:: Dataset records

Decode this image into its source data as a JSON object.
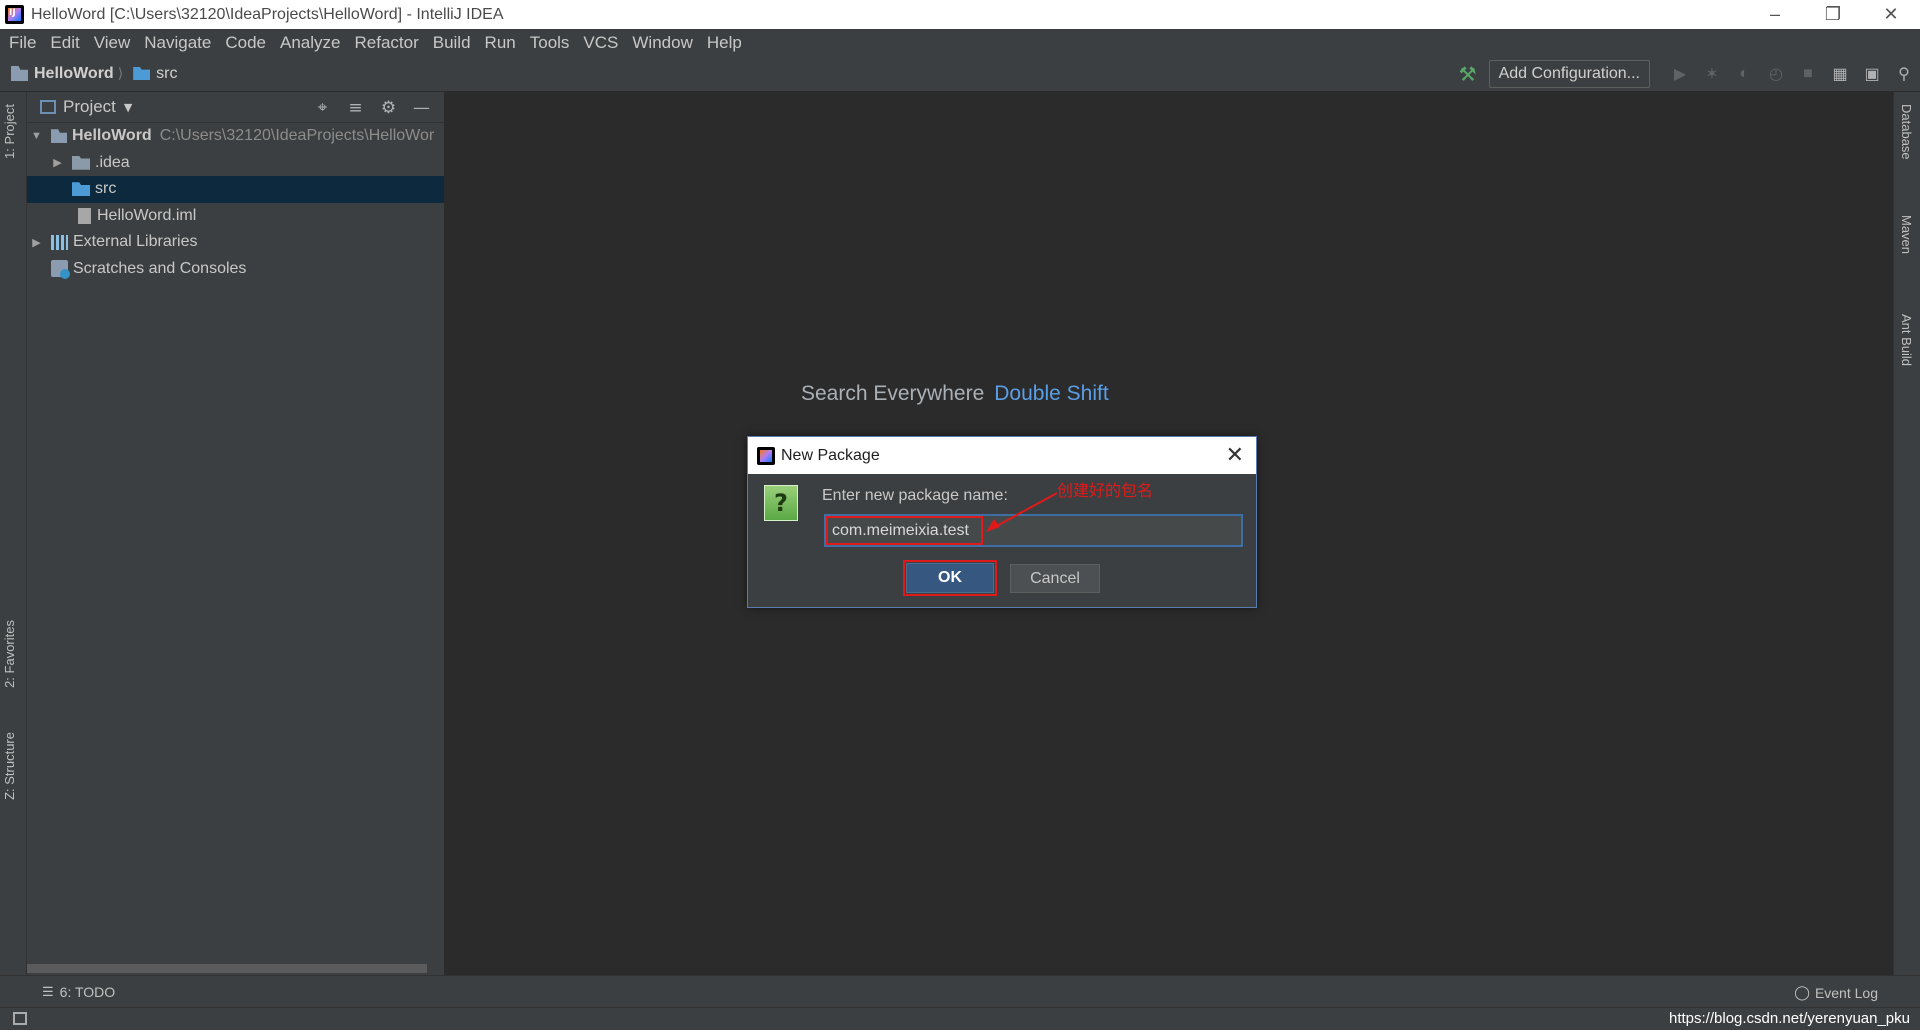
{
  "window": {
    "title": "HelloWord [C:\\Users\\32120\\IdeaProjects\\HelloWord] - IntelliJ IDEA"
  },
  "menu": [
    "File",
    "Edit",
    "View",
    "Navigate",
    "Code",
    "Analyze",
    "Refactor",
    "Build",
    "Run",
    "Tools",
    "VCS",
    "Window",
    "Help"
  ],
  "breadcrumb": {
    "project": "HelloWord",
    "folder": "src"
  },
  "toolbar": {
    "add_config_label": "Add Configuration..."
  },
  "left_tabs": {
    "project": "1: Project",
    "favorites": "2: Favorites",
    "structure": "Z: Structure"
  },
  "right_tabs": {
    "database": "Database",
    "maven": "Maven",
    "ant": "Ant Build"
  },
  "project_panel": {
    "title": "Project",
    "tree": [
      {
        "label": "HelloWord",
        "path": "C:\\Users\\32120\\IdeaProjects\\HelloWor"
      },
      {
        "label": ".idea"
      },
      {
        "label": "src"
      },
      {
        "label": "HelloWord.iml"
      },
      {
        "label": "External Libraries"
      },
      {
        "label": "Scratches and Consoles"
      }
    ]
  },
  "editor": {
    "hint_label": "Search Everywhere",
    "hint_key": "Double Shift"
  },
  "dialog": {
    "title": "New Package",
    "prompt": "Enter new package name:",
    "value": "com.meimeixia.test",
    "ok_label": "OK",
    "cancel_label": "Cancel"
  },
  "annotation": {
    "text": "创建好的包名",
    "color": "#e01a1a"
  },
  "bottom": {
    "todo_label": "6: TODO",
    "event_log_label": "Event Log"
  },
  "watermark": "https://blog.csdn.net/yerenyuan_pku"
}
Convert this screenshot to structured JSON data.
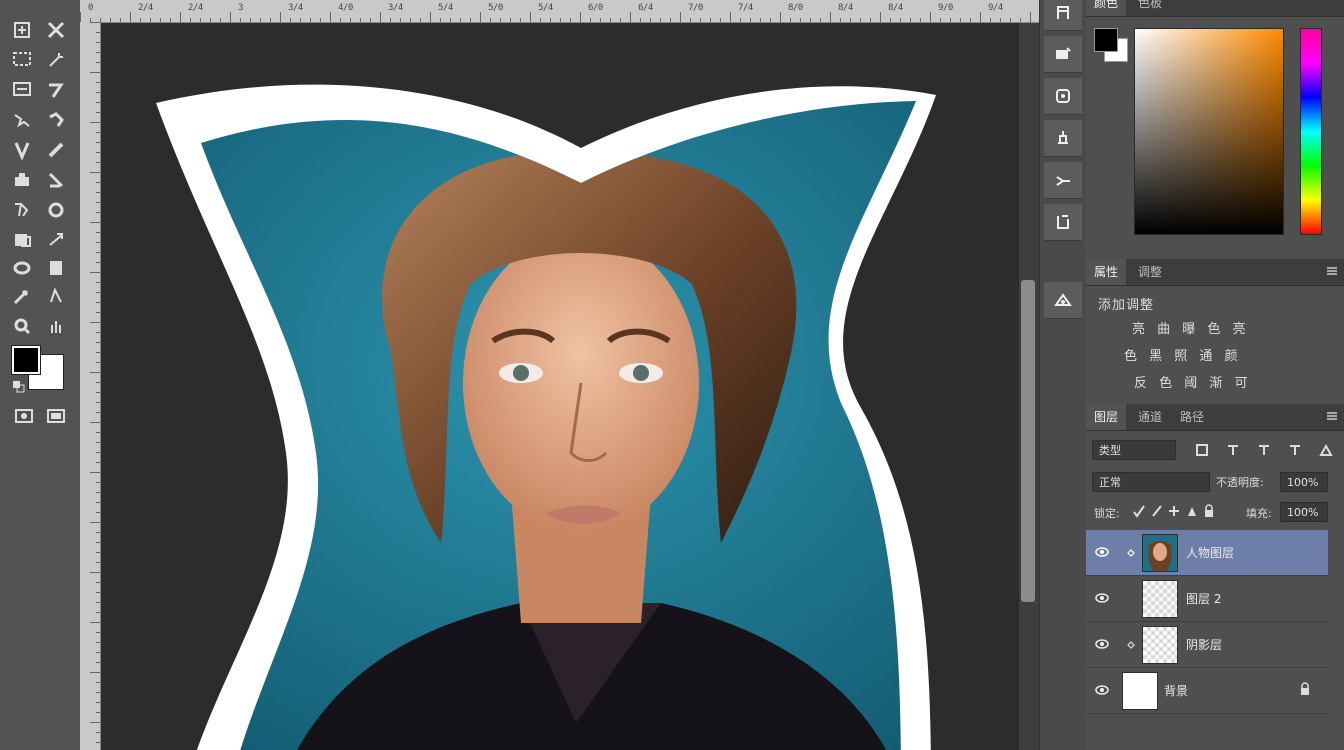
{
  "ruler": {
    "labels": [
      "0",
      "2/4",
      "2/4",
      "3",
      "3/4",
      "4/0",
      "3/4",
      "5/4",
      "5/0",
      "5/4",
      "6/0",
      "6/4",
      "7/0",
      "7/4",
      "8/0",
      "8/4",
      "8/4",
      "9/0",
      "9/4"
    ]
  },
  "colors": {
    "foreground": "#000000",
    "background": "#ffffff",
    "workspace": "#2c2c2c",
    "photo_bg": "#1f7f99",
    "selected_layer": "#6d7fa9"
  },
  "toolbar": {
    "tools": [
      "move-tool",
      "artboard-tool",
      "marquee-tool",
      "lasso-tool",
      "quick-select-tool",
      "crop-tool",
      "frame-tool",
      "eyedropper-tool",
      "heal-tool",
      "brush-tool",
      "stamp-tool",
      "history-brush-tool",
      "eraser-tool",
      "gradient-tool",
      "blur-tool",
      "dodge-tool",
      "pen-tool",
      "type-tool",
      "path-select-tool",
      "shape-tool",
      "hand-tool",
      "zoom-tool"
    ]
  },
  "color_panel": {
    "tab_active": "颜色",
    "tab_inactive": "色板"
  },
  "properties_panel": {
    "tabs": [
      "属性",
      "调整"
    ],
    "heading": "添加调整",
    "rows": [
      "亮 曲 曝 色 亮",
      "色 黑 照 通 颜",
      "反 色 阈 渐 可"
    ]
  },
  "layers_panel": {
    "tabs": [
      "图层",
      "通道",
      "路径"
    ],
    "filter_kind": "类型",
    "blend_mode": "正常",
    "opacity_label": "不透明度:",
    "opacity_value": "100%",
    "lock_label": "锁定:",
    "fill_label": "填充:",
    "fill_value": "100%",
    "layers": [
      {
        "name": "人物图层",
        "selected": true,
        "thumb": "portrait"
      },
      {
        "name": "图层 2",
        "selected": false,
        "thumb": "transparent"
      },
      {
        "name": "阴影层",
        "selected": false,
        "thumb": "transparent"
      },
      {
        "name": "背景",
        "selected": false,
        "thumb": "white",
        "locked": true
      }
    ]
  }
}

::::
:: Dataset records

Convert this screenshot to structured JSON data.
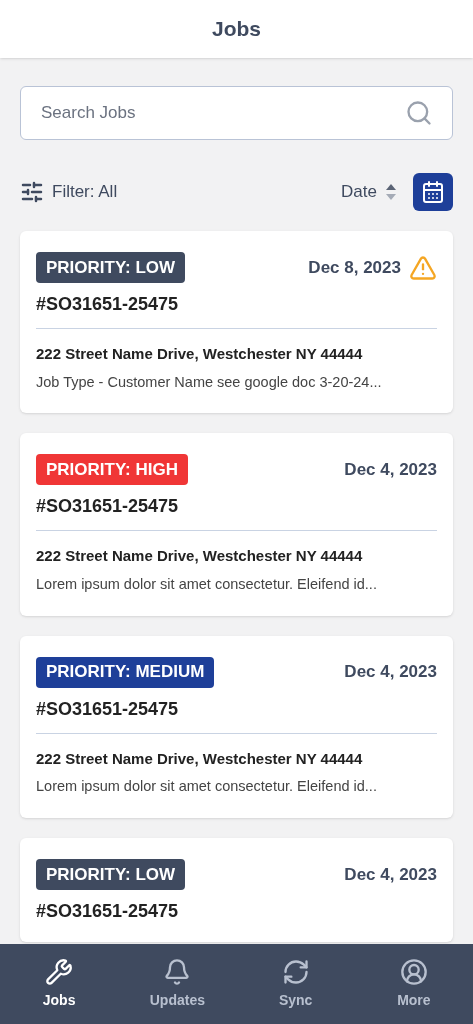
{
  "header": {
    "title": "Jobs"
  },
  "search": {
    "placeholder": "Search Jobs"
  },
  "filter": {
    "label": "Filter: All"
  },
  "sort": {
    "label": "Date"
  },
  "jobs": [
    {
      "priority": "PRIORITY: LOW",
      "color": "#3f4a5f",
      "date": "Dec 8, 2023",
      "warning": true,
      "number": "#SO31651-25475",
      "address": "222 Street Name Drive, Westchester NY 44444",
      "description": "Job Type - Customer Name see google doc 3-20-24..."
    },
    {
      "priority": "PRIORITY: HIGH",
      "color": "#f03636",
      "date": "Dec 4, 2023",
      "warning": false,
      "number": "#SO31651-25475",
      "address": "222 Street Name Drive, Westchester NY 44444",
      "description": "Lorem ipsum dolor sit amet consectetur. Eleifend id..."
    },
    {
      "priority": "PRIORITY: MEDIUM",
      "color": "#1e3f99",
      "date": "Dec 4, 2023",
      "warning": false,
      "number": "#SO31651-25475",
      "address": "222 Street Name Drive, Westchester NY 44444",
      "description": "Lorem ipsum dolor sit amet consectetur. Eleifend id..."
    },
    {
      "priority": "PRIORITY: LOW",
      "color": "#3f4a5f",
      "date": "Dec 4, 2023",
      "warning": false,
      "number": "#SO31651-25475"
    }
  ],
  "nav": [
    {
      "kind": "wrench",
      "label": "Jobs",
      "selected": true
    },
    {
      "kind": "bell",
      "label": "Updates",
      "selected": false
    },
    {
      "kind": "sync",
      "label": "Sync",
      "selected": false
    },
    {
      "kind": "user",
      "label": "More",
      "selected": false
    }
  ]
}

::::

What is needed – For each line of the listing that holds the word "IdeaProjects", show that line.

Solved problem –
    "title": "HelloWord [C:\\Users\\32120\\IdeaProjects\\HelloWord] - IntelliJ IDEA"
        "path": "C:\\Users\\32120\\IdeaProjects\\HelloWor"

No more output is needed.